What needs to be done
Transcribe the listing word for word.

Dataset entries:
....

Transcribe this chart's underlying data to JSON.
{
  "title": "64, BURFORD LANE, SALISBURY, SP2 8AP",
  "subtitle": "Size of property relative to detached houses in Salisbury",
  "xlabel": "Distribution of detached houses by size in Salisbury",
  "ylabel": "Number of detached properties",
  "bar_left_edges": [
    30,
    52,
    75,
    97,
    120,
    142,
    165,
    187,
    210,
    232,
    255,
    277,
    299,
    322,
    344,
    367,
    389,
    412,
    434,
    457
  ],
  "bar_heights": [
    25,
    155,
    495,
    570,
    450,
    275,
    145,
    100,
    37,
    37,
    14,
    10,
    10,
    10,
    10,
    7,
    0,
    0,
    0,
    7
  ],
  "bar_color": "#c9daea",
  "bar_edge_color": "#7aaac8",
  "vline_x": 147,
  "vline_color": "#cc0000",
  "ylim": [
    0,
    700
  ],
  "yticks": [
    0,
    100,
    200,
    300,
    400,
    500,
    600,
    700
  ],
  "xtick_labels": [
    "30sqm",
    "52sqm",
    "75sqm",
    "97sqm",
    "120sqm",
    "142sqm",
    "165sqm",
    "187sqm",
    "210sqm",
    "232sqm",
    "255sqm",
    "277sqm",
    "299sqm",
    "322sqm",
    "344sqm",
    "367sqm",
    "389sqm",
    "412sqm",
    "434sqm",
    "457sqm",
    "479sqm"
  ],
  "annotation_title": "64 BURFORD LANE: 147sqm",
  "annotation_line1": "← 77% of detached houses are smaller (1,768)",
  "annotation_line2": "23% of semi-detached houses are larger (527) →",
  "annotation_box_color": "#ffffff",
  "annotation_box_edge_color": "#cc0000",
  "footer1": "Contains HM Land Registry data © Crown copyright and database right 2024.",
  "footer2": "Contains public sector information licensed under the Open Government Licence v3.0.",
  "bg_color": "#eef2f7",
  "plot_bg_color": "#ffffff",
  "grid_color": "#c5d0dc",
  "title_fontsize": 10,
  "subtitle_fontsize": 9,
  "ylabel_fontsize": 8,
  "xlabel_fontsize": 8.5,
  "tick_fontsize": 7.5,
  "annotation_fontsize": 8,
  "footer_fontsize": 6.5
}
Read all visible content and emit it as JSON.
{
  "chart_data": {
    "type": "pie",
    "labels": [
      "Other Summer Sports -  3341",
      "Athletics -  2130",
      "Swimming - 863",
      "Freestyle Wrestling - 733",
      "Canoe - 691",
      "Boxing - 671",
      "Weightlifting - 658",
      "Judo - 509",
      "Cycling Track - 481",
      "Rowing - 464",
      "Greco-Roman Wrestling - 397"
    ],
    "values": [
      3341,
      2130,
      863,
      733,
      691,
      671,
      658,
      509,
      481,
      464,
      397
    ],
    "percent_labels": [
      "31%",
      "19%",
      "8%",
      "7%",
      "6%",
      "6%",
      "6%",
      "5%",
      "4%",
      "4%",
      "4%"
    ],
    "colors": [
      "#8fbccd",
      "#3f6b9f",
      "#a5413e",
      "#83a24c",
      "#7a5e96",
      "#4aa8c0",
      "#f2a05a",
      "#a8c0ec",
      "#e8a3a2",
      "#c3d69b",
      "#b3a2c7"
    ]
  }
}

....

Answer to this task
Transcribe this chart's underlying data to JSON.
{
  "title": "64, BURFORD LANE, SALISBURY, SP2 8AP",
  "subtitle": "Size of property relative to detached houses in Salisbury",
  "xlabel": "Distribution of detached houses by size in Salisbury",
  "ylabel": "Number of detached properties",
  "bar_left_edges": [
    30,
    52,
    75,
    97,
    120,
    142,
    165,
    187,
    210,
    232,
    255,
    277,
    299,
    322,
    344,
    367,
    389,
    412,
    434,
    457
  ],
  "bar_heights": [
    25,
    155,
    495,
    570,
    450,
    275,
    145,
    100,
    37,
    37,
    14,
    10,
    10,
    10,
    10,
    7,
    0,
    0,
    0,
    7
  ],
  "bar_color": "#c9daea",
  "bar_edge_color": "#7aaac8",
  "vline_x": 147,
  "vline_color": "#cc0000",
  "ylim": [
    0,
    700
  ],
  "yticks": [
    0,
    100,
    200,
    300,
    400,
    500,
    600,
    700
  ],
  "xtick_labels": [
    "30sqm",
    "52sqm",
    "75sqm",
    "97sqm",
    "120sqm",
    "142sqm",
    "165sqm",
    "187sqm",
    "210sqm",
    "232sqm",
    "255sqm",
    "277sqm",
    "299sqm",
    "322sqm",
    "344sqm",
    "367sqm",
    "389sqm",
    "412sqm",
    "434sqm",
    "457sqm",
    "479sqm"
  ],
  "annotation_title": "64 BURFORD LANE: 147sqm",
  "annotation_line1": "← 77% of detached houses are smaller (1,768)",
  "annotation_line2": "23% of semi-detached houses are larger (527) →",
  "annotation_box_color": "#ffffff",
  "annotation_box_edge_color": "#cc0000",
  "footer1": "Contains HM Land Registry data © Crown copyright and database right 2024.",
  "footer2": "Contains public sector information licensed under the Open Government Licence v3.0.",
  "bg_color": "#eef2f7",
  "plot_bg_color": "#ffffff",
  "grid_color": "#c5d0dc",
  "title_fontsize": 10,
  "subtitle_fontsize": 9,
  "ylabel_fontsize": 8,
  "xlabel_fontsize": 8.5,
  "tick_fontsize": 7.5,
  "annotation_fontsize": 8,
  "footer_fontsize": 6.5
}
Read all visible content and emit it as JSON.
{
  "chart_data": {
    "type": "pie",
    "labels": [
      "Other Summer Sports -  3341",
      "Athletics -  2130",
      "Swimming - 863",
      "Freestyle Wrestling - 733",
      "Canoe - 691",
      "Boxing - 671",
      "Weightlifting - 658",
      "Judo - 509",
      "Cycling Track - 481",
      "Rowing - 464",
      "Greco-Roman Wrestling - 397"
    ],
    "values": [
      3341,
      2130,
      863,
      733,
      691,
      671,
      658,
      509,
      481,
      464,
      397
    ],
    "percent_labels": [
      "31%",
      "19%",
      "8%",
      "7%",
      "6%",
      "6%",
      "6%",
      "5%",
      "4%",
      "4%",
      "4%"
    ],
    "colors": [
      "#8fbccd",
      "#3f6b9f",
      "#a5413e",
      "#83a24c",
      "#7a5e96",
      "#4aa8c0",
      "#f2a05a",
      "#a8c0ec",
      "#e8a3a2",
      "#c3d69b",
      "#b3a2c7"
    ]
  }
}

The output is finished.